Data entries:
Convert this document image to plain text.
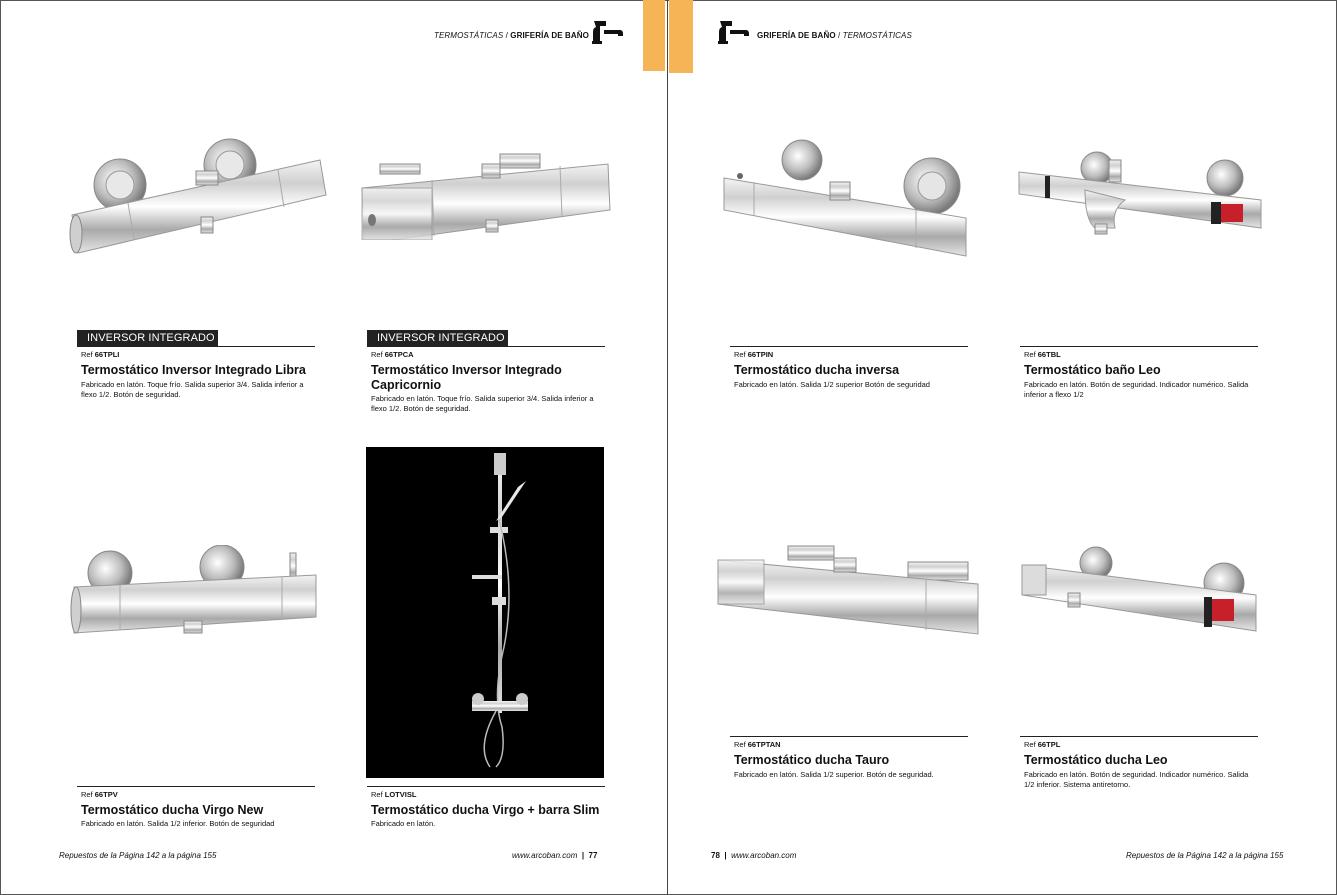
TERMOSTÁTICAS / GRIFERÍA DE BAÑO	GRIFERÍA DE BAÑO / TERMOSTÁTICAS
INVERSOR INTEGRADO
Ref 66TPLI
Termostático Inversor Integrado Libra
Fabricado en latón. Toque frío. Salida superior 3/4. Salida inferior a flexo 1/2. Botón de seguridad.
INVERSOR INTEGRADO
Ref 66TPCA
Termostático Inversor Integrado Capricornio
Fabricado en latón. Toque frío. Salida superior 3/4. Salida inferior a flexo 1/2. Botón de seguridad.
Ref 66TPV
Termostático ducha Virgo New
Fabricado en latón. Salida 1/2 inferior. Botón de seguridad
Ref LOTVISL
Termostático ducha Virgo + barra Slim
Fabricado en latón.
Ref 66TPIN
Termostático ducha inversa
Fabricado en latón. Salida 1/2 superior Botón de seguridad
Ref 66TBL
Termostático baño Leo
Fabricado en latón. Botón de seguridad. Indicador numérico. Salida inferior a flexo 1/2
Ref 66TPTAN
Termostático ducha Tauro
Fabricado en latón. Salida 1/2 superior. Botón de seguridad.
Ref 66TPL
Termostático ducha Leo
Fabricado en latón. Botón de seguridad. Indicador numérico. Salida 1/2 inferior. Sistema antiretorno.
Repuestos de la Página 142 a la página 155	www.arcoban.com | 77	78 | www.arcoban.com	Repuestos de la Página 142 a la página 155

Instructions for the task: Find and copy each line above that includes the string "Indicador".

Solution for this problem:
Fabricado en latón. Botón de seguridad. Indicador numérico. Salida inferior a flexo 1/2
Fabricado en latón. Botón de seguridad. Indicador numérico. Salida 1/2 inferior. Sistema antiretorno.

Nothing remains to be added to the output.